What you need to do =>
Transcribe the records below exactly as they appear, omitting any pictures.

[Records contained in a dataset]
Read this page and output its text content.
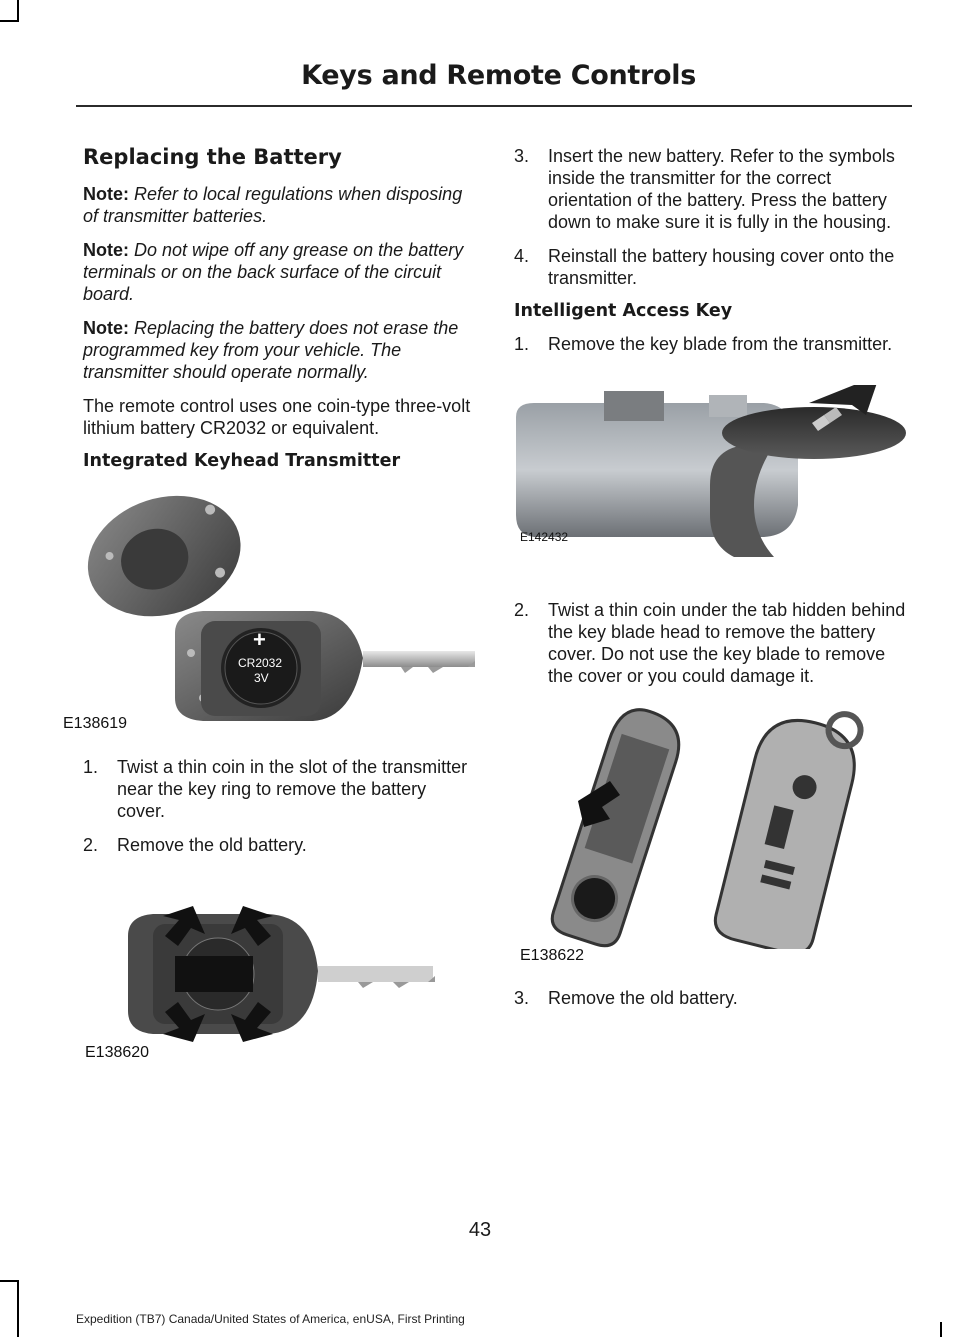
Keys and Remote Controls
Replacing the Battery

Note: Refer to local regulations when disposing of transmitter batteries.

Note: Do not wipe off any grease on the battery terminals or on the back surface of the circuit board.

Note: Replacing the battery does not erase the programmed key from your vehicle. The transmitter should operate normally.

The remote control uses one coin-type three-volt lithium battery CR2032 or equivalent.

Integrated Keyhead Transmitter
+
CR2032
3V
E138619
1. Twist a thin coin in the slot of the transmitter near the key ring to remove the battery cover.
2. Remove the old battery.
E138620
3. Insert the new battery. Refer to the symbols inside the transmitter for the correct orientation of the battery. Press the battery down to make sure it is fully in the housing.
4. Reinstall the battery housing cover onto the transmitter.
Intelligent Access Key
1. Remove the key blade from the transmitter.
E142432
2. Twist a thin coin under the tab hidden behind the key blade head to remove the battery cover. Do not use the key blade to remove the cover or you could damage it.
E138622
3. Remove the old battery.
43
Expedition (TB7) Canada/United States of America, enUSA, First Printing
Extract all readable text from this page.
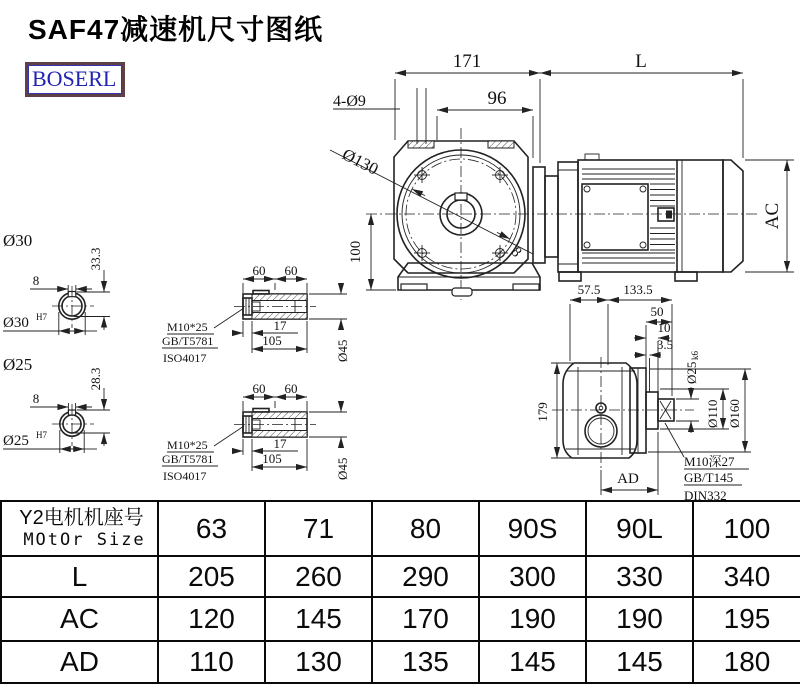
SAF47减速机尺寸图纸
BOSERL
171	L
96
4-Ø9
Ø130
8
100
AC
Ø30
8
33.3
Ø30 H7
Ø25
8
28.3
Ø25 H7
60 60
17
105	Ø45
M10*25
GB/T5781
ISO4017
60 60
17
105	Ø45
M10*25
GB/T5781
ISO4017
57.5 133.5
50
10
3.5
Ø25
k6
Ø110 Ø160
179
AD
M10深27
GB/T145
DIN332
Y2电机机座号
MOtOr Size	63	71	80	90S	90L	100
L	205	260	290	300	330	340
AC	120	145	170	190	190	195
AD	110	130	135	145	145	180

Exercise answer =>
Read this page and output its text content.
Keys and Remote Controls
Replacing the Battery

Note: Refer to local regulations when disposing of transmitter batteries.

Note: Do not wipe off any grease on the battery terminals or on the back surface of the circuit board.

Note: Replacing the battery does not erase the programmed key from your vehicle. The transmitter should operate normally.

The remote control uses one coin-type three-volt lithium battery CR2032 or equivalent.

Integrated Keyhead Transmitter
+
CR2032
3V
E138619
1. Twist a thin coin in the slot of the transmitter near the key ring to remove the battery cover.
2. Remove the old battery.
E138620
3. Insert the new battery. Refer to the symbols inside the transmitter for the correct orientation of the battery. Press the battery down to make sure it is fully in the housing.
4. Reinstall the battery housing cover onto the transmitter.
Intelligent Access Key
1. Remove the key blade from the transmitter.
E142432
2. Twist a thin coin under the tab hidden behind the key blade head to remove the battery cover. Do not use the key blade to remove the cover or you could damage it.
E138622
3. Remove the old battery.
43
Expedition (TB7) Canada/United States of America, enUSA, First Printing
Extract all readable text from this page.
SAF47减速机尺寸图纸
BOSERL
171	L
96
4-Ø9
Ø130
8
100
AC
Ø30
8
33.3
Ø30 H7
Ø25
8
28.3
Ø25 H7
60 60
17
105	Ø45
M10*25
GB/T5781
ISO4017
60 60
17
105	Ø45
M10*25
GB/T5781
ISO4017
57.5 133.5
50
10
3.5
Ø25
k6
Ø110 Ø160
179
AD
M10深27
GB/T145
DIN332
Y2电机机座号
MOtOr Size	63	71	80	90S	90L	100
L	205	260	290	300	330	340
AC	120	145	170	190	190	195
AD	110	130	135	145	145	180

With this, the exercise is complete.